— Start Records supplied —

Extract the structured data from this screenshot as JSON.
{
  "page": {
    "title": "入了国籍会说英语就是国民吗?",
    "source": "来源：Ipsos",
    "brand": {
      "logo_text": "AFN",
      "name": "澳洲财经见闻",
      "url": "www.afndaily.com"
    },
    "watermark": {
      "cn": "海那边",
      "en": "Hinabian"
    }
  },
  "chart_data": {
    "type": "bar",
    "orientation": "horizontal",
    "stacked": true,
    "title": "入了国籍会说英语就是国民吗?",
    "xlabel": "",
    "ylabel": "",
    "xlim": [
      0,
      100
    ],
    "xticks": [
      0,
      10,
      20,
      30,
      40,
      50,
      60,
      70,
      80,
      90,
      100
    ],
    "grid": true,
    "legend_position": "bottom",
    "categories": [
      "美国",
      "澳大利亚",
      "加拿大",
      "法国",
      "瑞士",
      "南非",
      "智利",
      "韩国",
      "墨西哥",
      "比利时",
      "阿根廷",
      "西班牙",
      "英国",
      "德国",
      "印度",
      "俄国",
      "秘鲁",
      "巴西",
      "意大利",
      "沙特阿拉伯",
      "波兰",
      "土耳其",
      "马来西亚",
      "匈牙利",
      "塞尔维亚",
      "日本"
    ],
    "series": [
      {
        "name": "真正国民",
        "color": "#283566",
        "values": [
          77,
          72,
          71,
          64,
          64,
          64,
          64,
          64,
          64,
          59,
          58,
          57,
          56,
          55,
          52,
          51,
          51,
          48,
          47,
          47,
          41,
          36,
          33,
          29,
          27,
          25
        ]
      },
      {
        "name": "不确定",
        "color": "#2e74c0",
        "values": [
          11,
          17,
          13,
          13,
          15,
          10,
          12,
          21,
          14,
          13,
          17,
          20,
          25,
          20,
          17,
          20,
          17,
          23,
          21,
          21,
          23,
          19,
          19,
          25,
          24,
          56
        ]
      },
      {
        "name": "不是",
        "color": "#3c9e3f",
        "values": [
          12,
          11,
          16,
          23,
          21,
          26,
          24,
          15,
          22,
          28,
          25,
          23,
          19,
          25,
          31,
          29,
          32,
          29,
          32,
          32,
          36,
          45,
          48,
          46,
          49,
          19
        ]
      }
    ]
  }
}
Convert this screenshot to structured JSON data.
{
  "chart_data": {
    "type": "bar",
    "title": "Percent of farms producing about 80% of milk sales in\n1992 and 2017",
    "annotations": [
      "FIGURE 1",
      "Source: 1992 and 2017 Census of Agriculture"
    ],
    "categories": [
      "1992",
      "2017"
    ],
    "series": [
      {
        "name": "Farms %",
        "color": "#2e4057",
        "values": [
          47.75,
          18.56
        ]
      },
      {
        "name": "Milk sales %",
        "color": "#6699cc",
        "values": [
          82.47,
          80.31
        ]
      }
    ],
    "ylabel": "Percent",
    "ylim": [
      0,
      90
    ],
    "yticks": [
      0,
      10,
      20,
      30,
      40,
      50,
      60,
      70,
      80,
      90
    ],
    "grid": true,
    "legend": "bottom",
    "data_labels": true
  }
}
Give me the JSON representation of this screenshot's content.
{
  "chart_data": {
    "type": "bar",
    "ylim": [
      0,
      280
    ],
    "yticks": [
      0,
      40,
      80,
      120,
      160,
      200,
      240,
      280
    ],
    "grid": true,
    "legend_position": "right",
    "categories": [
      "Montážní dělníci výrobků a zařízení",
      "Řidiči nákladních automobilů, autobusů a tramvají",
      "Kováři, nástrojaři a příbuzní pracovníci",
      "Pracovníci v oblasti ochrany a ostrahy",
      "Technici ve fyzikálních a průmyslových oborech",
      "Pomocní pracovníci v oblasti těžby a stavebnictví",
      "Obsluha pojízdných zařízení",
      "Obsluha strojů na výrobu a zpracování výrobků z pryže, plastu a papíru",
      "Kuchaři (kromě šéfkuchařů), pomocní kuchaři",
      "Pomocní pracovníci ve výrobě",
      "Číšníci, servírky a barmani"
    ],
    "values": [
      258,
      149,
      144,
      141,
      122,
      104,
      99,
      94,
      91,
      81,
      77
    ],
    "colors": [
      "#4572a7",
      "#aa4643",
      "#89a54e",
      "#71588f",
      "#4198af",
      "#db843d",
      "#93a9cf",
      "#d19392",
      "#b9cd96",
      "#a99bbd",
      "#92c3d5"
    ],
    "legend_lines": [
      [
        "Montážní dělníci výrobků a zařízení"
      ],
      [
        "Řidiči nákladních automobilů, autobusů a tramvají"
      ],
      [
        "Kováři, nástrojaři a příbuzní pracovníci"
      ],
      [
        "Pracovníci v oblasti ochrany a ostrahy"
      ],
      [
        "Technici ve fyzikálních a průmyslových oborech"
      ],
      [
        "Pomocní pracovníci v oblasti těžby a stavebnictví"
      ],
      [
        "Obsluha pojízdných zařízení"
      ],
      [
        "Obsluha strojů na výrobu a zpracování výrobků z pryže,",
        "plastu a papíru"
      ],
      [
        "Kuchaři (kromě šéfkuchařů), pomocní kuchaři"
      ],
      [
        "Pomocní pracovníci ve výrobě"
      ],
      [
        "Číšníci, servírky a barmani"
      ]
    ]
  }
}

— End Records supplied —

● Work required: In the lines above, locate the string "Kuchaři". Copy every line where it occurs.

● Task result:
      "Kuchaři (kromě šéfkuchařů), pomocní kuchaři",
        "Kuchaři (kromě šéfkuchařů), pomocní kuchaři"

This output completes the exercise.